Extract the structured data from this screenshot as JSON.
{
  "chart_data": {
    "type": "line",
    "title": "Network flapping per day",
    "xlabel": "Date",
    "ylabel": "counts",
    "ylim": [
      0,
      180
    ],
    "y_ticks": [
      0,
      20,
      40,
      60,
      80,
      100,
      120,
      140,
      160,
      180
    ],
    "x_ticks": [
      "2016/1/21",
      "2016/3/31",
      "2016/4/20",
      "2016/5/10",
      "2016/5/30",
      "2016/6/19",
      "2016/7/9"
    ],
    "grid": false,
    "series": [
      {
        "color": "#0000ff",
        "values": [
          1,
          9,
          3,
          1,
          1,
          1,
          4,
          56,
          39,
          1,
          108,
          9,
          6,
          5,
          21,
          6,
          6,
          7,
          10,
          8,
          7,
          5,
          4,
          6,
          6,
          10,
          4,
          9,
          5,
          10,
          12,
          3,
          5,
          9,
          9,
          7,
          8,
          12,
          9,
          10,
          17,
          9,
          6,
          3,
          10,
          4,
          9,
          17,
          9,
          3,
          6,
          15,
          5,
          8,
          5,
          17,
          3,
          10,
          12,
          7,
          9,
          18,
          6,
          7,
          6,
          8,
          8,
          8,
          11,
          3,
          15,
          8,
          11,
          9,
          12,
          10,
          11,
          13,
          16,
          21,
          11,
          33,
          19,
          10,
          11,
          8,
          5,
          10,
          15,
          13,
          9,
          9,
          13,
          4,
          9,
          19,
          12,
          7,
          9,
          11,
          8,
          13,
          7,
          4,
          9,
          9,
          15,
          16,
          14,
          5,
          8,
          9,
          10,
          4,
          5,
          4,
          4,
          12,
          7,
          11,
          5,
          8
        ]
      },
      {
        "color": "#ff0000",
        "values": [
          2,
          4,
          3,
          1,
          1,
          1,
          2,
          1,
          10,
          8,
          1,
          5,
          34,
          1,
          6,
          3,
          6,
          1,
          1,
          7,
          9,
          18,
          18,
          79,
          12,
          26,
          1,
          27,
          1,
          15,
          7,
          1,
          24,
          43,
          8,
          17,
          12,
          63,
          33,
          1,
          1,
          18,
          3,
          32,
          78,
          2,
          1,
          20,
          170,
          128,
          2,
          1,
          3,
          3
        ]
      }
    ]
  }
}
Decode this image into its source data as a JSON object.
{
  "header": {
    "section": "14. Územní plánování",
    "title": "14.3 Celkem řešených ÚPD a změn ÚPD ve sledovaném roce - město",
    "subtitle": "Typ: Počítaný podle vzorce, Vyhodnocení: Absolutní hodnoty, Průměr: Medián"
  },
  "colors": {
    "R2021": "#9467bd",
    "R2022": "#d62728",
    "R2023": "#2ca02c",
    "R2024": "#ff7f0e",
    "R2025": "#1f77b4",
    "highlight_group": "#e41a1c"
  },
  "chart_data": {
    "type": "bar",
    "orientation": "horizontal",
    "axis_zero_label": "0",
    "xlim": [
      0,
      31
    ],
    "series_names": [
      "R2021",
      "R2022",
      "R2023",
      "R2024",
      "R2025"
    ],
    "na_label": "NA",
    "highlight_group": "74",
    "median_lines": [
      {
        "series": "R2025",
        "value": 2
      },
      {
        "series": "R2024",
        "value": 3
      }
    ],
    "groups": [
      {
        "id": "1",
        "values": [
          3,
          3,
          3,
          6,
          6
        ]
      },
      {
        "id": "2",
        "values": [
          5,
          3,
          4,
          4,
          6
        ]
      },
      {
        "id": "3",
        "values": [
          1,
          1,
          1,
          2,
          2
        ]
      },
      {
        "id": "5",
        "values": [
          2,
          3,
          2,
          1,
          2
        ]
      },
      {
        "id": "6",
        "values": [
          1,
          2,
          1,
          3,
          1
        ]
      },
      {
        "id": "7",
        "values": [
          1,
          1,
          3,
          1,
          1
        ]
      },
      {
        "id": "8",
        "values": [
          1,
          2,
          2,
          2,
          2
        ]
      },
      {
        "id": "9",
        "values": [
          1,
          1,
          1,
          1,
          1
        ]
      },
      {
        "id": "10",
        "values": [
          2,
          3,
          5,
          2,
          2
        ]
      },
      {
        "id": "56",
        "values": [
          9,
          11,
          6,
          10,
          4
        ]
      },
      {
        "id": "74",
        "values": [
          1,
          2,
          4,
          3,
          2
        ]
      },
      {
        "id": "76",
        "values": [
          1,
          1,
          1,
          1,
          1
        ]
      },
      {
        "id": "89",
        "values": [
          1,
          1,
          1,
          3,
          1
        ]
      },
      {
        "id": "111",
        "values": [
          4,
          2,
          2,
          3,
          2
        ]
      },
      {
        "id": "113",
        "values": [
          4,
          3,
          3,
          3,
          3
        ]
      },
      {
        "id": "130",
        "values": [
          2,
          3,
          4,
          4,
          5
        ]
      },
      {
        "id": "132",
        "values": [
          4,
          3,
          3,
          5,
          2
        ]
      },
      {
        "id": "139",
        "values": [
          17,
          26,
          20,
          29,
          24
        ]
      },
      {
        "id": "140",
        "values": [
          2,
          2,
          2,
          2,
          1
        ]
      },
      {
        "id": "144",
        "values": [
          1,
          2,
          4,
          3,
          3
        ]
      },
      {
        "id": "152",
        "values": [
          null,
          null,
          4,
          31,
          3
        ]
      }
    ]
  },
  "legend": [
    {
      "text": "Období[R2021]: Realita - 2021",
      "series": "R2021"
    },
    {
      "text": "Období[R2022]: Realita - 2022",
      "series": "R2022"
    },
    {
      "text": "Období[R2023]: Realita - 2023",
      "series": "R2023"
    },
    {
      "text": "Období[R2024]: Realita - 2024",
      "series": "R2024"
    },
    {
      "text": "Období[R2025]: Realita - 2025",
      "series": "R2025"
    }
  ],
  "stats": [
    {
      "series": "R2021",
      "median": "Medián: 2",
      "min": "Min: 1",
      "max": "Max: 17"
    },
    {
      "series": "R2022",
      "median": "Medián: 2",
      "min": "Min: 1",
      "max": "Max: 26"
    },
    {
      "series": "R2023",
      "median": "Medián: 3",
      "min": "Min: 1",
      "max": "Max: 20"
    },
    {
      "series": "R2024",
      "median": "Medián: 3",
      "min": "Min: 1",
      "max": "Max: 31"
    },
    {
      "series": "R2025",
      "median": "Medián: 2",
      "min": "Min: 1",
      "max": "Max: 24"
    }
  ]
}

########################################

▸ **PROBLEM REQUIREMENTS**
Search the lines above for the string "Realita", then show every one that has it.

▸ **RESPONSE**
      "text": "Období[R2021]: Realita - 2021",
      "text": "Období[R2022]: Realita - 2022",
      "text": "Období[R2023]: Realita - 2023",
      "text": "Období[R2024]: Realita - 2024",
      "text": "Období[R2025]: Realita - 2025",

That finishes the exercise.